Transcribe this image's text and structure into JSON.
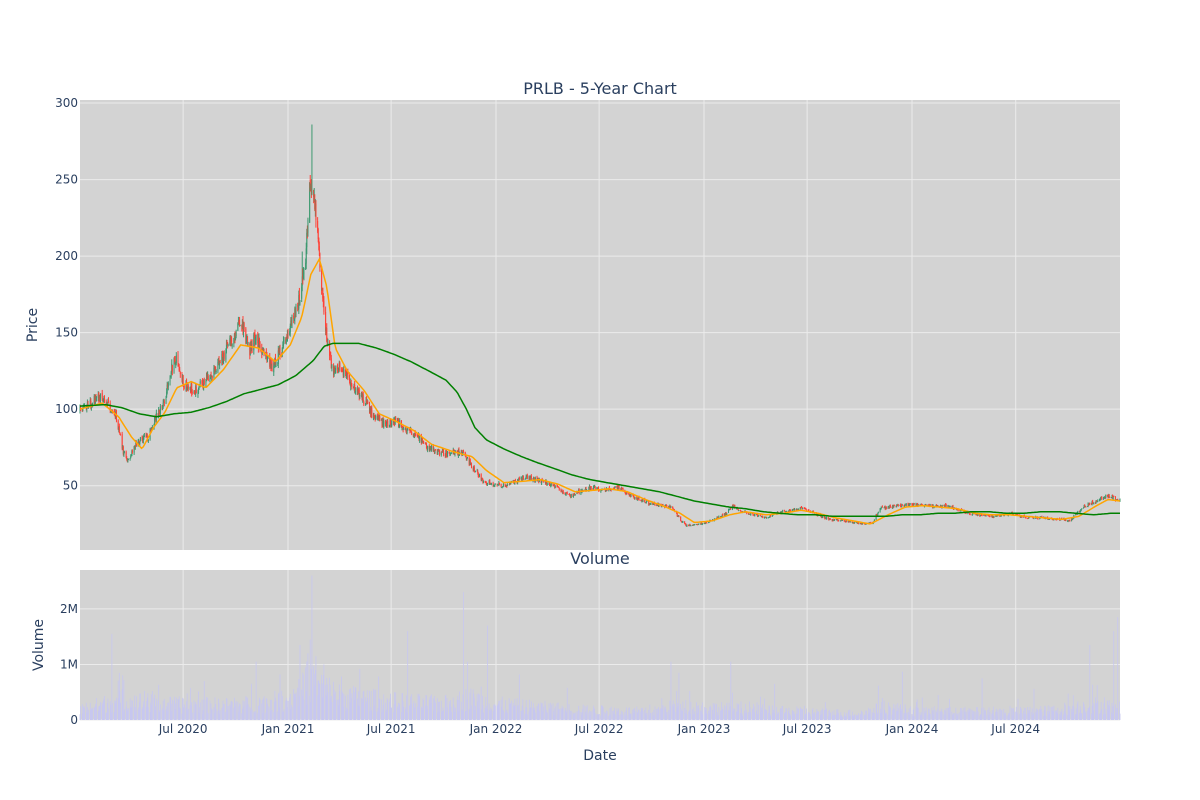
{
  "colors": {
    "background": "#ffffff",
    "plot_bg": "#d3d3d3",
    "grid": "#ebebeb",
    "text": "#2a3f5f",
    "candle_up": "#3d9970",
    "candle_down": "#ff4136",
    "ma_short": "#ffa500",
    "ma_long": "#008000",
    "volume_bar": "#c7c7f0"
  },
  "chart_data": [
    {
      "type": "candlestick",
      "title": "PRLB - 5-Year Chart",
      "xlabel": "",
      "ylabel": "Price",
      "x_range": [
        "2020-01-02",
        "2024-12-31"
      ],
      "ylim": [
        8,
        302
      ],
      "yticks": [
        50,
        100,
        150,
        200,
        250,
        300
      ],
      "ytick_labels": [
        "50",
        "100",
        "150",
        "200",
        "250",
        "300"
      ],
      "grid": true,
      "price_path": [
        [
          "2020-01-02",
          100
        ],
        [
          "2020-01-20",
          104
        ],
        [
          "2020-02-05",
          108
        ],
        [
          "2020-02-20",
          103
        ],
        [
          "2020-03-05",
          96
        ],
        [
          "2020-03-18",
          72
        ],
        [
          "2020-03-25",
          66
        ],
        [
          "2020-04-10",
          78
        ],
        [
          "2020-05-01",
          82
        ],
        [
          "2020-05-15",
          96
        ],
        [
          "2020-05-29",
          104
        ],
        [
          "2020-06-10",
          127
        ],
        [
          "2020-06-20",
          132
        ],
        [
          "2020-07-01",
          118
        ],
        [
          "2020-07-20",
          112
        ],
        [
          "2020-08-05",
          117
        ],
        [
          "2020-08-25",
          125
        ],
        [
          "2020-09-10",
          135
        ],
        [
          "2020-10-01",
          150
        ],
        [
          "2020-10-10",
          160
        ],
        [
          "2020-10-25",
          138
        ],
        [
          "2020-11-05",
          148
        ],
        [
          "2020-11-20",
          135
        ],
        [
          "2020-12-05",
          128
        ],
        [
          "2020-12-20",
          138
        ],
        [
          "2021-01-05",
          155
        ],
        [
          "2021-01-20",
          170
        ],
        [
          "2021-02-01",
          200
        ],
        [
          "2021-02-09",
          248
        ],
        [
          "2021-02-22",
          220
        ],
        [
          "2021-03-01",
          180
        ],
        [
          "2021-03-10",
          145
        ],
        [
          "2021-03-20",
          125
        ],
        [
          "2021-04-01",
          128
        ],
        [
          "2021-04-20",
          118
        ],
        [
          "2021-05-10",
          108
        ],
        [
          "2021-06-01",
          95
        ],
        [
          "2021-06-20",
          90
        ],
        [
          "2021-07-10",
          92
        ],
        [
          "2021-07-25",
          88
        ],
        [
          "2021-08-10",
          84
        ],
        [
          "2021-09-01",
          76
        ],
        [
          "2021-09-20",
          72
        ],
        [
          "2021-10-10",
          71
        ],
        [
          "2021-11-01",
          72
        ],
        [
          "2021-11-10",
          68
        ],
        [
          "2021-11-25",
          60
        ],
        [
          "2021-12-10",
          53
        ],
        [
          "2021-12-31",
          51
        ],
        [
          "2022-01-15",
          50
        ],
        [
          "2022-02-01",
          52
        ],
        [
          "2022-02-20",
          56
        ],
        [
          "2022-03-10",
          54
        ],
        [
          "2022-04-01",
          52
        ],
        [
          "2022-04-20",
          48
        ],
        [
          "2022-05-10",
          43
        ],
        [
          "2022-05-25",
          46
        ],
        [
          "2022-06-15",
          49
        ],
        [
          "2022-07-05",
          47
        ],
        [
          "2022-08-01",
          49
        ],
        [
          "2022-08-20",
          45
        ],
        [
          "2022-09-10",
          41
        ],
        [
          "2022-10-01",
          38
        ],
        [
          "2022-10-20",
          37
        ],
        [
          "2022-11-05",
          36
        ],
        [
          "2022-11-20",
          28
        ],
        [
          "2022-12-01",
          24
        ],
        [
          "2022-12-20",
          25
        ],
        [
          "2023-01-05",
          26
        ],
        [
          "2023-01-25",
          29
        ],
        [
          "2023-02-10",
          32
        ],
        [
          "2023-02-20",
          37
        ],
        [
          "2023-03-10",
          33
        ],
        [
          "2023-04-01",
          31
        ],
        [
          "2023-04-20",
          29
        ],
        [
          "2023-05-10",
          32
        ],
        [
          "2023-06-01",
          34
        ],
        [
          "2023-06-20",
          35
        ],
        [
          "2023-07-10",
          33
        ],
        [
          "2023-07-25",
          30
        ],
        [
          "2023-08-10",
          28
        ],
        [
          "2023-09-01",
          27
        ],
        [
          "2023-09-20",
          26
        ],
        [
          "2023-10-10",
          25
        ],
        [
          "2023-10-25",
          26
        ],
        [
          "2023-11-05",
          35
        ],
        [
          "2023-11-20",
          36
        ],
        [
          "2023-12-10",
          37
        ],
        [
          "2024-01-05",
          38
        ],
        [
          "2024-01-25",
          37
        ],
        [
          "2024-02-10",
          36
        ],
        [
          "2024-03-01",
          37
        ],
        [
          "2024-03-20",
          35
        ],
        [
          "2024-04-10",
          32
        ],
        [
          "2024-05-01",
          31
        ],
        [
          "2024-05-20",
          30
        ],
        [
          "2024-06-10",
          31
        ],
        [
          "2024-06-25",
          32
        ],
        [
          "2024-07-10",
          30
        ],
        [
          "2024-08-01",
          29
        ],
        [
          "2024-08-20",
          29
        ],
        [
          "2024-09-10",
          28
        ],
        [
          "2024-09-25",
          28
        ],
        [
          "2024-10-05",
          27
        ],
        [
          "2024-10-15",
          32
        ],
        [
          "2024-10-31",
          37
        ],
        [
          "2024-11-20",
          40
        ],
        [
          "2024-12-05",
          43
        ],
        [
          "2024-12-20",
          42
        ],
        [
          "2024-12-31",
          40
        ]
      ],
      "ma_short_path": [
        [
          "2020-01-02",
          100
        ],
        [
          "2020-02-10",
          104
        ],
        [
          "2020-03-10",
          95
        ],
        [
          "2020-04-01",
          82
        ],
        [
          "2020-04-20",
          74
        ],
        [
          "2020-05-10",
          88
        ],
        [
          "2020-05-30",
          98
        ],
        [
          "2020-06-20",
          114
        ],
        [
          "2020-07-15",
          118
        ],
        [
          "2020-08-10",
          114
        ],
        [
          "2020-09-10",
          126
        ],
        [
          "2020-10-10",
          142
        ],
        [
          "2020-11-10",
          140
        ],
        [
          "2020-12-10",
          131
        ],
        [
          "2021-01-05",
          142
        ],
        [
          "2021-01-25",
          160
        ],
        [
          "2021-02-10",
          188
        ],
        [
          "2021-02-25",
          198
        ],
        [
          "2021-03-10",
          180
        ],
        [
          "2021-03-25",
          140
        ],
        [
          "2021-04-15",
          125
        ],
        [
          "2021-05-15",
          112
        ],
        [
          "2021-06-10",
          97
        ],
        [
          "2021-07-10",
          92
        ],
        [
          "2021-08-10",
          86
        ],
        [
          "2021-09-10",
          77
        ],
        [
          "2021-10-20",
          72
        ],
        [
          "2021-11-20",
          69
        ],
        [
          "2021-12-15",
          60
        ],
        [
          "2022-01-15",
          52
        ],
        [
          "2022-02-20",
          53
        ],
        [
          "2022-03-20",
          54
        ],
        [
          "2022-04-20",
          51
        ],
        [
          "2022-05-20",
          46
        ],
        [
          "2022-06-20",
          47
        ],
        [
          "2022-07-20",
          48
        ],
        [
          "2022-08-20",
          46
        ],
        [
          "2022-09-20",
          41
        ],
        [
          "2022-10-20",
          37
        ],
        [
          "2022-11-20",
          32
        ],
        [
          "2022-12-15",
          26
        ],
        [
          "2023-01-15",
          27
        ],
        [
          "2023-02-15",
          31
        ],
        [
          "2023-03-15",
          33
        ],
        [
          "2023-04-20",
          31
        ],
        [
          "2023-05-20",
          32
        ],
        [
          "2023-06-20",
          34
        ],
        [
          "2023-07-20",
          32
        ],
        [
          "2023-08-20",
          29
        ],
        [
          "2023-09-20",
          27
        ],
        [
          "2023-10-20",
          25
        ],
        [
          "2023-11-20",
          31
        ],
        [
          "2023-12-20",
          36
        ],
        [
          "2024-01-20",
          37
        ],
        [
          "2024-02-20",
          36
        ],
        [
          "2024-03-20",
          35
        ],
        [
          "2024-04-20",
          32
        ],
        [
          "2024-05-20",
          31
        ],
        [
          "2024-06-20",
          31
        ],
        [
          "2024-07-20",
          30
        ],
        [
          "2024-08-20",
          29
        ],
        [
          "2024-09-20",
          28
        ],
        [
          "2024-10-20",
          30
        ],
        [
          "2024-11-20",
          37
        ],
        [
          "2024-12-10",
          41
        ],
        [
          "2024-12-31",
          40
        ]
      ],
      "ma_long_path": [
        [
          "2020-01-02",
          102
        ],
        [
          "2020-02-15",
          103
        ],
        [
          "2020-03-15",
          101
        ],
        [
          "2020-04-15",
          97
        ],
        [
          "2020-05-15",
          95
        ],
        [
          "2020-06-15",
          97
        ],
        [
          "2020-07-15",
          98
        ],
        [
          "2020-08-15",
          101
        ],
        [
          "2020-09-15",
          105
        ],
        [
          "2020-10-15",
          110
        ],
        [
          "2020-11-15",
          113
        ],
        [
          "2020-12-15",
          116
        ],
        [
          "2021-01-15",
          122
        ],
        [
          "2021-02-15",
          132
        ],
        [
          "2021-03-05",
          141
        ],
        [
          "2021-03-20",
          143
        ],
        [
          "2021-05-05",
          143
        ],
        [
          "2021-06-05",
          140
        ],
        [
          "2021-07-05",
          136
        ],
        [
          "2021-08-05",
          131
        ],
        [
          "2021-09-05",
          125
        ],
        [
          "2021-10-05",
          119
        ],
        [
          "2021-10-25",
          111
        ],
        [
          "2021-11-10",
          100
        ],
        [
          "2021-11-25",
          88
        ],
        [
          "2021-12-15",
          80
        ],
        [
          "2022-01-15",
          74
        ],
        [
          "2022-02-15",
          69
        ],
        [
          "2022-03-15",
          65
        ],
        [
          "2022-04-15",
          61
        ],
        [
          "2022-05-15",
          57
        ],
        [
          "2022-06-15",
          54
        ],
        [
          "2022-07-15",
          52
        ],
        [
          "2022-08-15",
          50
        ],
        [
          "2022-09-15",
          48
        ],
        [
          "2022-10-15",
          46
        ],
        [
          "2022-11-15",
          43
        ],
        [
          "2022-12-15",
          40
        ],
        [
          "2023-01-15",
          38
        ],
        [
          "2023-02-15",
          36
        ],
        [
          "2023-03-15",
          35
        ],
        [
          "2023-04-15",
          33
        ],
        [
          "2023-05-15",
          32
        ],
        [
          "2023-06-15",
          31
        ],
        [
          "2023-07-15",
          31
        ],
        [
          "2023-08-15",
          30
        ],
        [
          "2023-09-15",
          30
        ],
        [
          "2023-10-15",
          30
        ],
        [
          "2023-11-15",
          30
        ],
        [
          "2023-12-15",
          31
        ],
        [
          "2024-01-15",
          31
        ],
        [
          "2024-02-15",
          32
        ],
        [
          "2024-03-15",
          32
        ],
        [
          "2024-04-15",
          33
        ],
        [
          "2024-05-15",
          33
        ],
        [
          "2024-06-15",
          32
        ],
        [
          "2024-07-15",
          32
        ],
        [
          "2024-08-15",
          33
        ],
        [
          "2024-09-15",
          33
        ],
        [
          "2024-10-15",
          32
        ],
        [
          "2024-11-15",
          31
        ],
        [
          "2024-12-15",
          32
        ],
        [
          "2024-12-31",
          32
        ]
      ]
    },
    {
      "type": "bar",
      "title": "Volume",
      "xlabel": "Date",
      "ylabel": "Volume",
      "x_range": [
        "2020-01-02",
        "2024-12-31"
      ],
      "ylim": [
        0,
        2700000
      ],
      "yticks": [
        0,
        1000000,
        2000000
      ],
      "ytick_labels": [
        "0",
        "1M",
        "2M"
      ],
      "xticks": [
        "2020-07-01",
        "2021-01-01",
        "2021-07-01",
        "2022-01-01",
        "2022-07-01",
        "2023-01-01",
        "2023-07-01",
        "2024-01-01",
        "2024-07-01"
      ],
      "xtick_labels": [
        "Jul 2020",
        "Jan 2021",
        "Jul 2021",
        "Jan 2022",
        "Jul 2022",
        "Jan 2023",
        "Jul 2023",
        "Jan 2024",
        "Jul 2024"
      ],
      "grid": true,
      "base_volume": [
        [
          "2020-01-02",
          220000
        ],
        [
          "2020-03-15",
          420000
        ],
        [
          "2020-06-01",
          320000
        ],
        [
          "2020-10-01",
          300000
        ],
        [
          "2021-01-01",
          420000
        ],
        [
          "2021-02-10",
          800000
        ],
        [
          "2021-04-01",
          500000
        ],
        [
          "2021-07-01",
          380000
        ],
        [
          "2021-10-01",
          330000
        ],
        [
          "2021-11-15",
          450000
        ],
        [
          "2022-01-01",
          320000
        ],
        [
          "2022-06-01",
          210000
        ],
        [
          "2022-10-01",
          170000
        ],
        [
          "2022-11-15",
          300000
        ],
        [
          "2023-01-01",
          260000
        ],
        [
          "2023-06-01",
          180000
        ],
        [
          "2023-10-01",
          140000
        ],
        [
          "2023-11-15",
          270000
        ],
        [
          "2024-01-01",
          190000
        ],
        [
          "2024-06-01",
          170000
        ],
        [
          "2024-09-01",
          200000
        ],
        [
          "2024-11-15",
          320000
        ],
        [
          "2024-12-31",
          250000
        ]
      ],
      "spikes": [
        [
          "2020-02-27",
          1550000
        ],
        [
          "2020-05-08",
          520000
        ],
        [
          "2020-08-07",
          700000
        ],
        [
          "2020-11-06",
          1050000
        ],
        [
          "2020-12-18",
          820000
        ],
        [
          "2021-01-22",
          1350000
        ],
        [
          "2021-02-05",
          1200000
        ],
        [
          "2021-02-12",
          2600000
        ],
        [
          "2021-02-19",
          1150000
        ],
        [
          "2021-03-05",
          1000000
        ],
        [
          "2021-05-07",
          920000
        ],
        [
          "2021-07-30",
          1600000
        ],
        [
          "2021-11-05",
          2300000
        ],
        [
          "2021-11-12",
          1050000
        ],
        [
          "2021-12-17",
          1700000
        ],
        [
          "2022-02-11",
          820000
        ],
        [
          "2022-05-06",
          580000
        ],
        [
          "2022-11-04",
          1050000
        ],
        [
          "2022-11-18",
          850000
        ],
        [
          "2023-02-17",
          1050000
        ],
        [
          "2023-05-05",
          650000
        ],
        [
          "2023-11-03",
          620000
        ],
        [
          "2023-12-15",
          870000
        ],
        [
          "2024-02-16",
          450000
        ],
        [
          "2024-05-03",
          750000
        ],
        [
          "2024-08-02",
          560000
        ],
        [
          "2024-11-08",
          1350000
        ],
        [
          "2024-12-20",
          1600000
        ],
        [
          "2024-12-27",
          1850000
        ]
      ]
    }
  ],
  "legend": "none"
}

§ **Short problem**
Which lines contain "text"? Copy each of them out.

§ **The reply**
Transcribe this image's text and structure into JSON.
    "text": "#2a3f5f",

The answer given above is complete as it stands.